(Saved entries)
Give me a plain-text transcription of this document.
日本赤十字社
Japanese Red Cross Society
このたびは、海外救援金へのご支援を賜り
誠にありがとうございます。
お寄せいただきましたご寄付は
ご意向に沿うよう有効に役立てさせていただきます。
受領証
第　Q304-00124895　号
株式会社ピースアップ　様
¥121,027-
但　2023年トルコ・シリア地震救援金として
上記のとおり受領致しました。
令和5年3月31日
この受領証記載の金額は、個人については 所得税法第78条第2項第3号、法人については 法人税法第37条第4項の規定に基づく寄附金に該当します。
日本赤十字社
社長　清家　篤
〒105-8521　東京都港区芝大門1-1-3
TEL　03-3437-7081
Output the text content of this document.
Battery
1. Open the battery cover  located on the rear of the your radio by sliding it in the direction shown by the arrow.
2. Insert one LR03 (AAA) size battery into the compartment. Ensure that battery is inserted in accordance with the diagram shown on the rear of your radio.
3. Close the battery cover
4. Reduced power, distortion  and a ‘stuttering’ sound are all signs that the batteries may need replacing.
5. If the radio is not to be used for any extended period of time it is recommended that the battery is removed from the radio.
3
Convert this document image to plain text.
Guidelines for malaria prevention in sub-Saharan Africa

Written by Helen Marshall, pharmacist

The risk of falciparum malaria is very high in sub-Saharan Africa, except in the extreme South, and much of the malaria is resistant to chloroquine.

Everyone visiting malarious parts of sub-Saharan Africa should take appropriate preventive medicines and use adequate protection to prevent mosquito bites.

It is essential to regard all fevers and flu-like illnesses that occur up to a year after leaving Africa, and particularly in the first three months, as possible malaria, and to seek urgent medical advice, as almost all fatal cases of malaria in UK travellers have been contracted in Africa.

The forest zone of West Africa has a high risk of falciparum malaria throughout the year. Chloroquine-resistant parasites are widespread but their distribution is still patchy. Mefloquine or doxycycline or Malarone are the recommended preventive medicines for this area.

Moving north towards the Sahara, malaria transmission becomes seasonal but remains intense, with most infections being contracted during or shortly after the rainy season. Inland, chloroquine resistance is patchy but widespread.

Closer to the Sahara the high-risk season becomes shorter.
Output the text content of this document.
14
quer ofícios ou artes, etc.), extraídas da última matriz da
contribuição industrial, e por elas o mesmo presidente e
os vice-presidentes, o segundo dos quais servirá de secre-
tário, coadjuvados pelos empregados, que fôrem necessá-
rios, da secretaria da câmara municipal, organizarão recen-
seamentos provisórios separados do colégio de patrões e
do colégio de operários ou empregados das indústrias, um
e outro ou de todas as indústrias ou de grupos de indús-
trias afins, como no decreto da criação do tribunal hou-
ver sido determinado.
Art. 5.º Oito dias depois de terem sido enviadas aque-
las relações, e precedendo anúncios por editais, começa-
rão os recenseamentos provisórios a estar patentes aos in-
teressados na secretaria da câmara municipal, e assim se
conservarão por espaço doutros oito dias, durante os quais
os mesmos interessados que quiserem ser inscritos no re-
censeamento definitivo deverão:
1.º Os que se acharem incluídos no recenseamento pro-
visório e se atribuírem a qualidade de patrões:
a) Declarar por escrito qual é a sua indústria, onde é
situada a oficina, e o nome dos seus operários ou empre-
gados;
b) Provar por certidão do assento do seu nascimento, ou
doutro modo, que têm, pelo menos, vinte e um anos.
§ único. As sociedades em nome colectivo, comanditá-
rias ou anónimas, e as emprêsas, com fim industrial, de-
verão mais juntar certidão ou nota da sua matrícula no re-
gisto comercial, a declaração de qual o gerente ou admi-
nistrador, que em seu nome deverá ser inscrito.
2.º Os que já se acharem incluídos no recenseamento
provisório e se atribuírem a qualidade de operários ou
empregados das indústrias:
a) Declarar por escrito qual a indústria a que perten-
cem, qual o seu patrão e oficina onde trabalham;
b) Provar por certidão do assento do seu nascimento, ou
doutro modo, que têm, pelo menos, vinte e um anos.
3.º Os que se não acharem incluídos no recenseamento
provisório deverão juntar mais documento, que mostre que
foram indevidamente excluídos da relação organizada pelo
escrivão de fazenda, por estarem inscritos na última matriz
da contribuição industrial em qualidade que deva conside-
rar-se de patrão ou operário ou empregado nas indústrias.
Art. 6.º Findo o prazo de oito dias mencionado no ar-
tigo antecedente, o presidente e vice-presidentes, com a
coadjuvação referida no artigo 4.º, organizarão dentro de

◆ GIVEN TASK ◆
Give a word-for-word copy of the records.

◆ WRITTEN REPLY ◆
Give me a plain-text transcription of this document.
日本赤十字社
Japanese Red Cross Society
このたびは、海外救援金へのご支援を賜り
誠にありがとうございます。
お寄せいただきましたご寄付は
ご意向に沿うよう有効に役立てさせていただきます。
受領証
第　Q304-00124895　号
株式会社ピースアップ　様
¥121,027-
但　2023年トルコ・シリア地震救援金として
上記のとおり受領致しました。
令和5年3月31日
この受領証記載の金額は、個人については 所得税法第78条第2項第3号、法人については 法人税法第37条第4項の規定に基づく寄附金に該当します。
日本赤十字社
社長　清家　篤
〒105-8521　東京都港区芝大門1-1-3
TEL　03-3437-7081
Output the text content of this document.
Battery
1. Open the battery cover  located on the rear of the your radio by sliding it in the direction shown by the arrow.
2. Insert one LR03 (AAA) size battery into the compartment. Ensure that battery is inserted in accordance with the diagram shown on the rear of your radio.
3. Close the battery cover
4. Reduced power, distortion  and a ‘stuttering’ sound are all signs that the batteries may need replacing.
5. If the radio is not to be used for any extended period of time it is recommended that the battery is removed from the radio.
3
Convert this document image to plain text.
Guidelines for malaria prevention in sub-Saharan Africa

Written by Helen Marshall, pharmacist

The risk of falciparum malaria is very high in sub-Saharan Africa, except in the extreme South, and much of the malaria is resistant to chloroquine.

Everyone visiting malarious parts of sub-Saharan Africa should take appropriate preventive medicines and use adequate protection to prevent mosquito bites.

It is essential to regard all fevers and flu-like illnesses that occur up to a year after leaving Africa, and particularly in the first three months, as possible malaria, and to seek urgent medical advice, as almost all fatal cases of malaria in UK travellers have been contracted in Africa.

The forest zone of West Africa has a high risk of falciparum malaria throughout the year. Chloroquine-resistant parasites are widespread but their distribution is still patchy. Mefloquine or doxycycline or Malarone are the recommended preventive medicines for this area.

Moving north towards the Sahara, malaria transmission becomes seasonal but remains intense, with most infections being contracted during or shortly after the rainy season. Inland, chloroquine resistance is patchy but widespread.

Closer to the Sahara the high-risk season becomes shorter.
Output the text content of this document.
14
quer ofícios ou artes, etc.), extraídas da última matriz da
contribuição industrial, e por elas o mesmo presidente e
os vice-presidentes, o segundo dos quais servirá de secre-
tário, coadjuvados pelos empregados, que fôrem necessá-
rios, da secretaria da câmara municipal, organizarão recen-
seamentos provisórios separados do colégio de patrões e
do colégio de operários ou empregados das indústrias, um
e outro ou de todas as indústrias ou de grupos de indús-
trias afins, como no decreto da criação do tribunal hou-
ver sido determinado.
Art. 5.º Oito dias depois de terem sido enviadas aque-
las relações, e precedendo anúncios por editais, começa-
rão os recenseamentos provisórios a estar patentes aos in-
teressados na secretaria da câmara municipal, e assim se
conservarão por espaço doutros oito dias, durante os quais
os mesmos interessados que quiserem ser inscritos no re-
censeamento definitivo deverão:
1.º Os que se acharem incluídos no recenseamento pro-
visório e se atribuírem a qualidade de patrões:
a) Declarar por escrito qual é a sua indústria, onde é
situada a oficina, e o nome dos seus operários ou empre-
gados;
b) Provar por certidão do assento do seu nascimento, ou
doutro modo, que têm, pelo menos, vinte e um anos.
§ único. As sociedades em nome colectivo, comanditá-
rias ou anónimas, e as emprêsas, com fim industrial, de-
verão mais juntar certidão ou nota da sua matrícula no re-
gisto comercial, a declaração de qual o gerente ou admi-
nistrador, que em seu nome deverá ser inscrito.
2.º Os que já se acharem incluídos no recenseamento
provisório e se atribuírem a qualidade de operários ou
empregados das indústrias:
a) Declarar por escrito qual a indústria a que perten-
cem, qual o seu patrão e oficina onde trabalham;
b) Provar por certidão do assento do seu nascimento, ou
doutro modo, que têm, pelo menos, vinte e um anos.
3.º Os que se não acharem incluídos no recenseamento
provisório deverão juntar mais documento, que mostre que
foram indevidamente excluídos da relação organizada pelo
escrivão de fazenda, por estarem inscritos na última matriz
da contribuição industrial em qualidade que deva conside-
rar-se de patrão ou operário ou empregado nas indústrias.
Art. 6.º Findo o prazo de oito dias mencionado no ar-
tigo antecedente, o presidente e vice-presidentes, com a
coadjuvação referida no artigo 4.º, organizarão dentro de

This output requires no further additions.